── DATA FOR THIS TASK ──
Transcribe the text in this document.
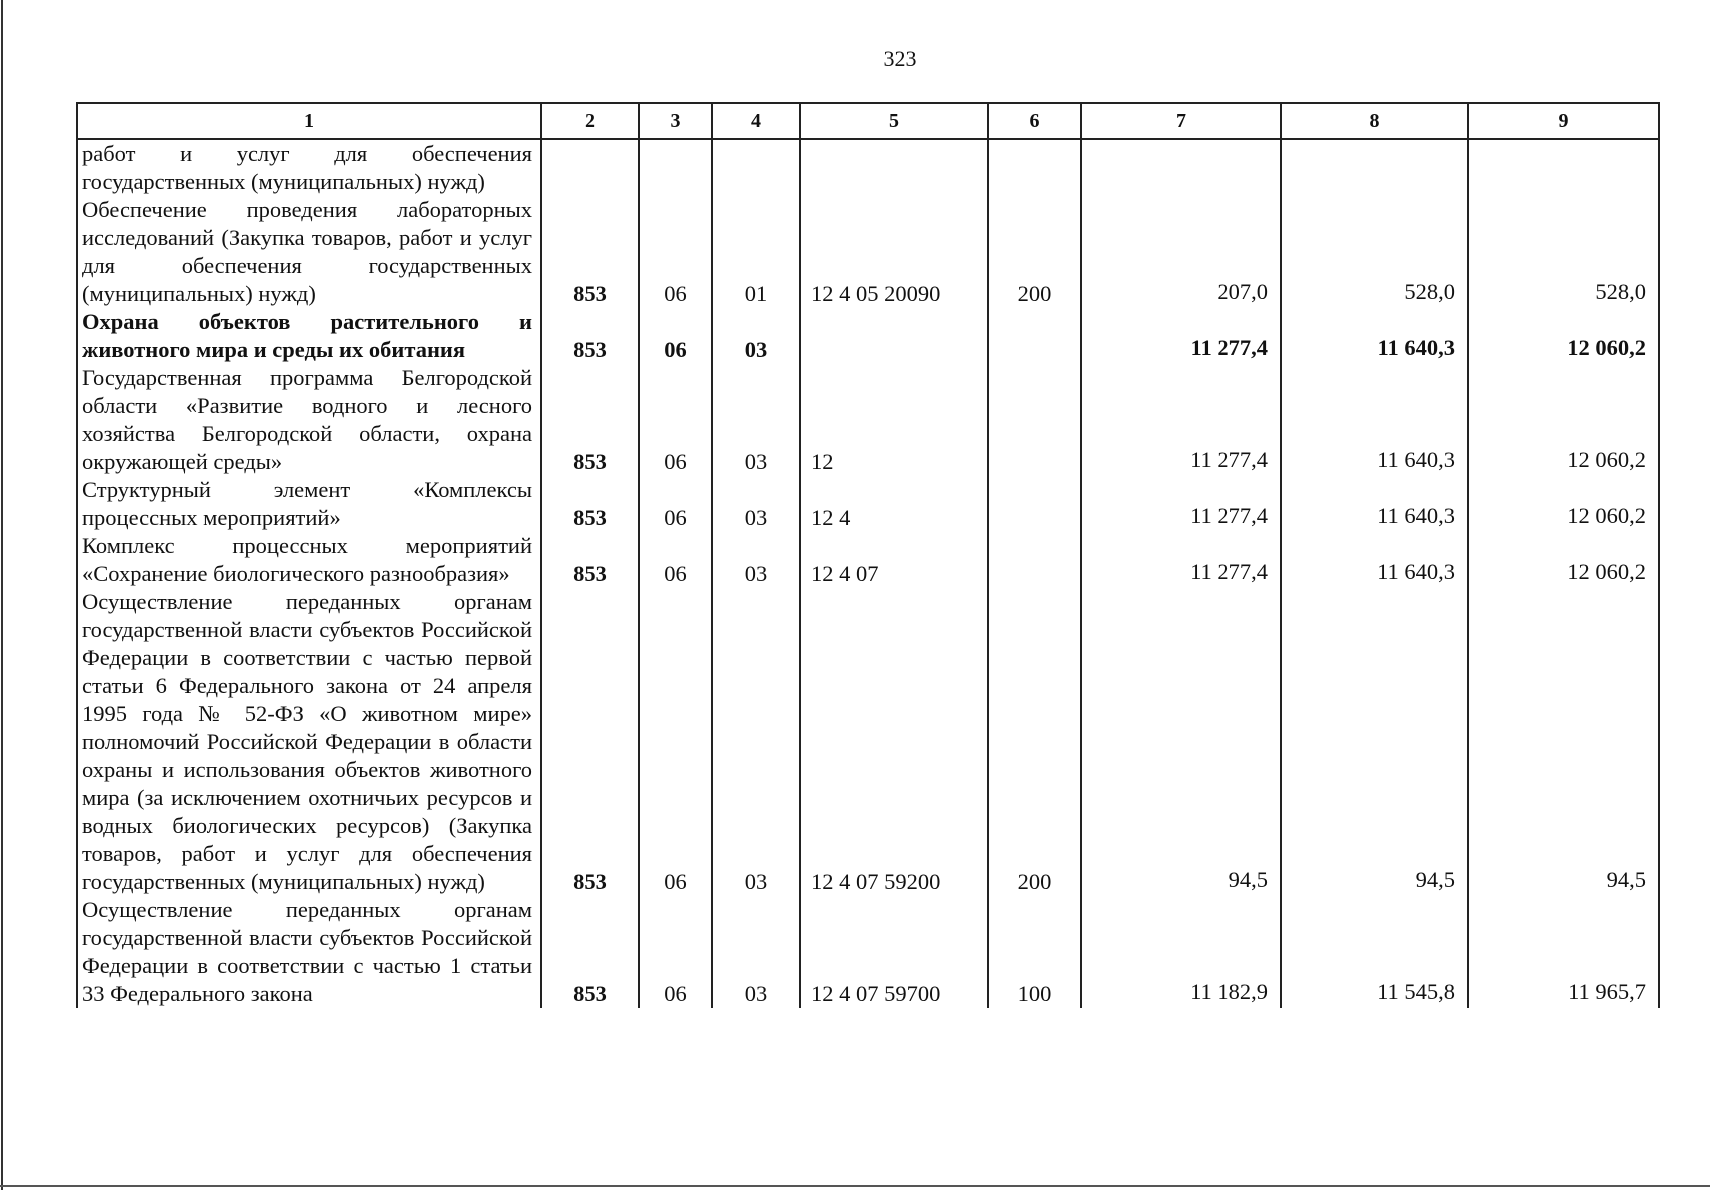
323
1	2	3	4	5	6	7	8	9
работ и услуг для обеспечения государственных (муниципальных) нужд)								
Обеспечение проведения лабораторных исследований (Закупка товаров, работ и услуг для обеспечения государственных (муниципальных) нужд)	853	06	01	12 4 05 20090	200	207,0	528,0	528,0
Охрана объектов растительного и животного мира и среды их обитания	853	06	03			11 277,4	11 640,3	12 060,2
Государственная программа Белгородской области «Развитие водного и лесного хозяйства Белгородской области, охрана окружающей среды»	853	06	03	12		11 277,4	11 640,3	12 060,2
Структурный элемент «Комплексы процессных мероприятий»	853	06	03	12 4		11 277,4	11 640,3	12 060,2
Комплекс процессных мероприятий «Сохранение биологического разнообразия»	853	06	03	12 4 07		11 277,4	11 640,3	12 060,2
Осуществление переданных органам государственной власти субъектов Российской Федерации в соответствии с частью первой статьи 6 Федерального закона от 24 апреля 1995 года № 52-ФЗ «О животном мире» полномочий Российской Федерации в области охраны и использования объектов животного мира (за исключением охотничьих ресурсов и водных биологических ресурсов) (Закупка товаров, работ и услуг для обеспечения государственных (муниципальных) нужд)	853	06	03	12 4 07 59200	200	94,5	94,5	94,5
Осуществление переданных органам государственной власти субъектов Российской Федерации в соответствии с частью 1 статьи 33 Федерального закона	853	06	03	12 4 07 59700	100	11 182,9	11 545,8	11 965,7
───
── DATA FOR THIS TASK ──
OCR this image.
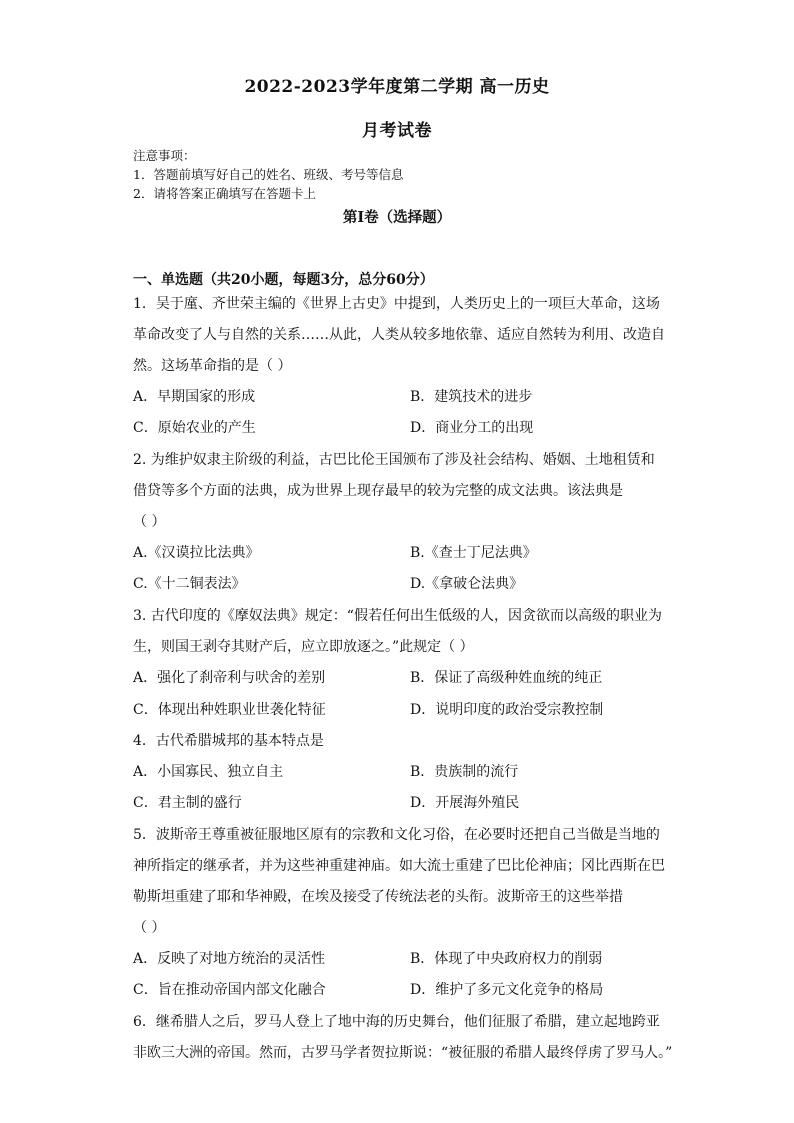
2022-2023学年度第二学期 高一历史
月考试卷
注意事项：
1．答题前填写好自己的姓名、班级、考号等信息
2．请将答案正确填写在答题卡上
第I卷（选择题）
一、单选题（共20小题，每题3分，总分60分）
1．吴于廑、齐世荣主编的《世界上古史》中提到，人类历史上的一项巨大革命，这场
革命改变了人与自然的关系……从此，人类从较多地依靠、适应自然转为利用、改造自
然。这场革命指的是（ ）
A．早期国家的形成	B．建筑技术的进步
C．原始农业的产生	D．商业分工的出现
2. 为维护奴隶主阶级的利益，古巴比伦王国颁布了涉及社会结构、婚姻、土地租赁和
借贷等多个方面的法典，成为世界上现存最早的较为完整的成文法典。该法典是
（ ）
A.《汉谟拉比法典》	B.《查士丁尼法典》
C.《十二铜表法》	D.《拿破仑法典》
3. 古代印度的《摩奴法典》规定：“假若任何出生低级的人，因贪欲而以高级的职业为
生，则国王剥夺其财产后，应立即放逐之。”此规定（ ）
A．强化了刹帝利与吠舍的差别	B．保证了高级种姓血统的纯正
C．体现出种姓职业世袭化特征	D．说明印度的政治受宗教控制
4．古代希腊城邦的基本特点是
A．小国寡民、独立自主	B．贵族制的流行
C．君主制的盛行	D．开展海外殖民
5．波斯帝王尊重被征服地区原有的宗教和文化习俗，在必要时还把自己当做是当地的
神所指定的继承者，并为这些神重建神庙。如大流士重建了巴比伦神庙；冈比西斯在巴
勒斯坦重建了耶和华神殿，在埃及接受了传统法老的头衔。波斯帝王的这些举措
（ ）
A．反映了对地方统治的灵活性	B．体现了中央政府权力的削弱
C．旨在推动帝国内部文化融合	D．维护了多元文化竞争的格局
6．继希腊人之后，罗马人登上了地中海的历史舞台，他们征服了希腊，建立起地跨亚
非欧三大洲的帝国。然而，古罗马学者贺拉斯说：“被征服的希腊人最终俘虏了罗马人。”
───
── DATA FOR THIS TASK ──
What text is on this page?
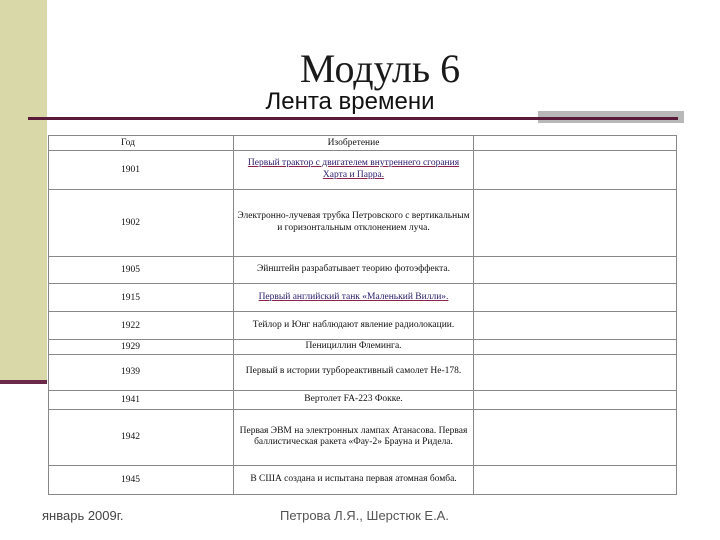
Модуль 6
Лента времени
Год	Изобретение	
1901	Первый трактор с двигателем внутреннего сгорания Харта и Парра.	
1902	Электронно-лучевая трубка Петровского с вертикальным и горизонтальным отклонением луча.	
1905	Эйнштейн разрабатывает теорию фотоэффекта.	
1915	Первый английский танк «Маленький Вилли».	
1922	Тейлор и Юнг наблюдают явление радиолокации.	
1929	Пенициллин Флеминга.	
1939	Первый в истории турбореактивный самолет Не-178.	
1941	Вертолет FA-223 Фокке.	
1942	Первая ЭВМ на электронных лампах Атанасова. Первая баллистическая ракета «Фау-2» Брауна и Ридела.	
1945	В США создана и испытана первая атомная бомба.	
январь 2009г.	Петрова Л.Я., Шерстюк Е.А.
───
Single out each line of the records above with the string "работ" in it, and copy it.

__WRITTEN SOLUTION__
работ и услуг для обеспечения государственных (муниципальных) нужд)								
Обеспечение проведения лабораторных исследований (Закупка товаров, работ и услуг для обеспечения государственных (муниципальных) нужд)	853	06	01	12 4 05 20090	200	207,0	528,0	528,0
Осуществление переданных органам государственной власти субъектов Российской Федерации в соответствии с частью первой статьи 6 Федерального закона от 24 апреля 1995 года № 52-ФЗ «О животном мире» полномочий Российской Федерации в области охраны и использования объектов животного мира (за исключением охотничьих ресурсов и водных биологических ресурсов) (Закупка товаров, работ и услуг для обеспечения государственных (муниципальных) нужд)	853	06	03	12 4 07 59200	200	94,5	94,5	94,5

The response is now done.